◆ Exercise passage:
Content starts

Understanding Conservation Laws

In the context of differential equations, conservation laws play an essential role by expressing a property that does not change as time progresses. These are closely tied to physical quantities that remain constant over time, such as energy or momentum in a closed system.

To derive a conservation law, we often look for a quantity that, when differentiated with respect to time, equals zero. This signifies that there is no net change in that quantity. For the autonomous equation given in the exercise, \(x^{\textprime \textprime} + u(x) = 0\), we find a conserved quantity through multiplication by \(x'\) and integrating. The result is a relationship involving \(x\), \(x'\), and an arbitrary constant, encapsulating a one-parameter family of conserved quantities.

Content ends

◆ Required work:
[1] In the passage on conservation laws, what must a quantity's derivative with respect to time equal for it to give a conservation law?
[2] List everything that the passage on conservation laws says the resulting relationship involves.

◆ Listed entries:
Content starts

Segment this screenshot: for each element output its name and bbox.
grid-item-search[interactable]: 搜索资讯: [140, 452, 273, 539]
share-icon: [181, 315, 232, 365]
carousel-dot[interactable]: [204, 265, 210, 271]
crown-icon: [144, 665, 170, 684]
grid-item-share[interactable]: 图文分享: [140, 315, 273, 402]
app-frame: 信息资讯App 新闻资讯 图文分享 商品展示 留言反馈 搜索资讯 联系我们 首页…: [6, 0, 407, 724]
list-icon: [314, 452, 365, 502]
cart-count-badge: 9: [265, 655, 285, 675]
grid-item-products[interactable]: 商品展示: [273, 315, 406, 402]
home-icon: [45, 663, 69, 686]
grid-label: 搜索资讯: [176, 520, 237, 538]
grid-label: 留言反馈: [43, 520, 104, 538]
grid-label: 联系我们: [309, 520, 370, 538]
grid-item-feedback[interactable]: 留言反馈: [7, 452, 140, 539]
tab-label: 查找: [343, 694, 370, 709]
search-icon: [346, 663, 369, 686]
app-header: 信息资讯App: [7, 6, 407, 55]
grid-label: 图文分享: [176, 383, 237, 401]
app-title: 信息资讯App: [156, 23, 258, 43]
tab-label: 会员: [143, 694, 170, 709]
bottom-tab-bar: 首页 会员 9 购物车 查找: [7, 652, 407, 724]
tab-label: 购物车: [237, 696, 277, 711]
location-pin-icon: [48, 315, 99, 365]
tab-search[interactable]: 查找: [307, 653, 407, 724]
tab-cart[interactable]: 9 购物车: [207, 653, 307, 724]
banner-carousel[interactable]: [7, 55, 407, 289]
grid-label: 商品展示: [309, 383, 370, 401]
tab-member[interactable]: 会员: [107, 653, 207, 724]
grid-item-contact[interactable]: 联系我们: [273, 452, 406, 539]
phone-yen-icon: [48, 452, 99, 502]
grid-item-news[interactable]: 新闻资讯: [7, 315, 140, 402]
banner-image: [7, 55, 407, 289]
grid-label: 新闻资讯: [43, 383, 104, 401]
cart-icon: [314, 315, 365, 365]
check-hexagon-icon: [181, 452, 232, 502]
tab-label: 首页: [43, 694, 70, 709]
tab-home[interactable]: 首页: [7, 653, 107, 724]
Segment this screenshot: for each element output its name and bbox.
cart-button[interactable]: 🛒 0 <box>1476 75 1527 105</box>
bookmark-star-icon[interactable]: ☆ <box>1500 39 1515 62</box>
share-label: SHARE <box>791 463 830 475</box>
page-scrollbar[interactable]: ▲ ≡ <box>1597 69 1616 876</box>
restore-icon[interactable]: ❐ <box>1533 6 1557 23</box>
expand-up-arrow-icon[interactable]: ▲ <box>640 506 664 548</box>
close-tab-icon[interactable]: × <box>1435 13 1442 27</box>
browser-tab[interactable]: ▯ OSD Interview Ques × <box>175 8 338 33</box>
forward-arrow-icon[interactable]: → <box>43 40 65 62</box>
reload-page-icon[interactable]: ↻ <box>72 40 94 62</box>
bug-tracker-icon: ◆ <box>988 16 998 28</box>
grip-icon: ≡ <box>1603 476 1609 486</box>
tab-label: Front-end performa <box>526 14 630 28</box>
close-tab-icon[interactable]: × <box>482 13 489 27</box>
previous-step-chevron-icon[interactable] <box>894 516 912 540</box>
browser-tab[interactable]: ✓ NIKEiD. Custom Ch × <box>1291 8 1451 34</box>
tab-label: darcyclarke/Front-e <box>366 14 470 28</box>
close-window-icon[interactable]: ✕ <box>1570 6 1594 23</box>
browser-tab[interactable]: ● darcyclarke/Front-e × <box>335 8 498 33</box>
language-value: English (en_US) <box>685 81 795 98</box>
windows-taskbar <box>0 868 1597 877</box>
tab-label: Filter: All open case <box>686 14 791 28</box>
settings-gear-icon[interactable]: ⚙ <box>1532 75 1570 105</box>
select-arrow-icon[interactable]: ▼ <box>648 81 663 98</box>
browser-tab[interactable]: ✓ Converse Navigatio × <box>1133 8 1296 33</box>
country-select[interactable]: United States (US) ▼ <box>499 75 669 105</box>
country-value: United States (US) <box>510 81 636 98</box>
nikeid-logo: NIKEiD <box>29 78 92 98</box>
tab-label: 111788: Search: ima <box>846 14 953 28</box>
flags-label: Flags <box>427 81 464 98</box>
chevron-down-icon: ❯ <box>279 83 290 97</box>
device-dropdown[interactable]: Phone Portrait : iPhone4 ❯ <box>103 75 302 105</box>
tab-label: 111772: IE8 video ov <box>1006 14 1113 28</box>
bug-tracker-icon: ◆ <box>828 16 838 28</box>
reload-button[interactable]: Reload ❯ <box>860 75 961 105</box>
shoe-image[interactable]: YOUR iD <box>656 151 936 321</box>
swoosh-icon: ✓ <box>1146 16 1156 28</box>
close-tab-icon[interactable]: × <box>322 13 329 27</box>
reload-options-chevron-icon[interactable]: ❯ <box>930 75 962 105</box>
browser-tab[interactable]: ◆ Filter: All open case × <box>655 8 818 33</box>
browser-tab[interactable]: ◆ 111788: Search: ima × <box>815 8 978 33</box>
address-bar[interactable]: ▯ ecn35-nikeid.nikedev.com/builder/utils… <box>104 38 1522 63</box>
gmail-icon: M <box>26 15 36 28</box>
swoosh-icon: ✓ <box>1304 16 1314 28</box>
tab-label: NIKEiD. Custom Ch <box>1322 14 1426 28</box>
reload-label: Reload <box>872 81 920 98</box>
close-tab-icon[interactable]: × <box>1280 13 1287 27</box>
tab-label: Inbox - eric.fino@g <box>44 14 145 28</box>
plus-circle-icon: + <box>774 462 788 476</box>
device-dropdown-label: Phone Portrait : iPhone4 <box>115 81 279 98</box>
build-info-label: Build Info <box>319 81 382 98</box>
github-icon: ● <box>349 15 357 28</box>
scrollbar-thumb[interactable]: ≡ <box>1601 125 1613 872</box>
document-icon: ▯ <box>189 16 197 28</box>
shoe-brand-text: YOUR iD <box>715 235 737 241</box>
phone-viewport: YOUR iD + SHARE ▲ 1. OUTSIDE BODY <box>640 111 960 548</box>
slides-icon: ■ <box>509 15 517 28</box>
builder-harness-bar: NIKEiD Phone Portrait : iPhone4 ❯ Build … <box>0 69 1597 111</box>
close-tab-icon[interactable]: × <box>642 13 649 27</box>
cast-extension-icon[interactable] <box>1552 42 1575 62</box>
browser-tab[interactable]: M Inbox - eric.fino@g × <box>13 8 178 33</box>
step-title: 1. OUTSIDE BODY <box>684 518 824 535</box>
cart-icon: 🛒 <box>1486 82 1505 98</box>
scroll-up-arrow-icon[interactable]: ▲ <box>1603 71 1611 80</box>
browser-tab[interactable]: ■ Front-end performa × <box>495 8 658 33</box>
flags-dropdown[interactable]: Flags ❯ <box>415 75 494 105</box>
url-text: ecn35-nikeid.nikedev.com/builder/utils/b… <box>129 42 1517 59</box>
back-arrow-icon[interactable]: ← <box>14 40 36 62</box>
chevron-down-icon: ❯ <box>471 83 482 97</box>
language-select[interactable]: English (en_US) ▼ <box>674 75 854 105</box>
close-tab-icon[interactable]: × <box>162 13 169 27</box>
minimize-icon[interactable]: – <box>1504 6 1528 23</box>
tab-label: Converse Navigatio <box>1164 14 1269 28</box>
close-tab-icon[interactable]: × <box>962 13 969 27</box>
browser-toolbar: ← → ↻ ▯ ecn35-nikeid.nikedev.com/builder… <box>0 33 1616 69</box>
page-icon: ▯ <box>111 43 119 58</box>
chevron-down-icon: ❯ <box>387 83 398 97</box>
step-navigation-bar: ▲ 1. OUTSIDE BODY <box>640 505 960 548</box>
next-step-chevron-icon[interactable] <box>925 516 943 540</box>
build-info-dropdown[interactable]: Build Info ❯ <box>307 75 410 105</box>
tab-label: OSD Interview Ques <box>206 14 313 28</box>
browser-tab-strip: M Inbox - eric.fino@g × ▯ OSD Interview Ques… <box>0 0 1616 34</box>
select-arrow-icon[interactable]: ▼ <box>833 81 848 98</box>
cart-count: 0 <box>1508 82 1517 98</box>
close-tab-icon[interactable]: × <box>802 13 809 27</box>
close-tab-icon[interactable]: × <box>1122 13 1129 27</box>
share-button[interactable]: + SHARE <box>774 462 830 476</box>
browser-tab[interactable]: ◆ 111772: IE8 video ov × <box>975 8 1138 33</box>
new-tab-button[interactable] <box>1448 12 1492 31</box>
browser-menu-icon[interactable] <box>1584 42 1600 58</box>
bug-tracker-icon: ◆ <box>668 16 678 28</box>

Content ends

◆ Numbered answers:
[1] Zero.

[2] \(x\), \(x'\), and an arbitrary constant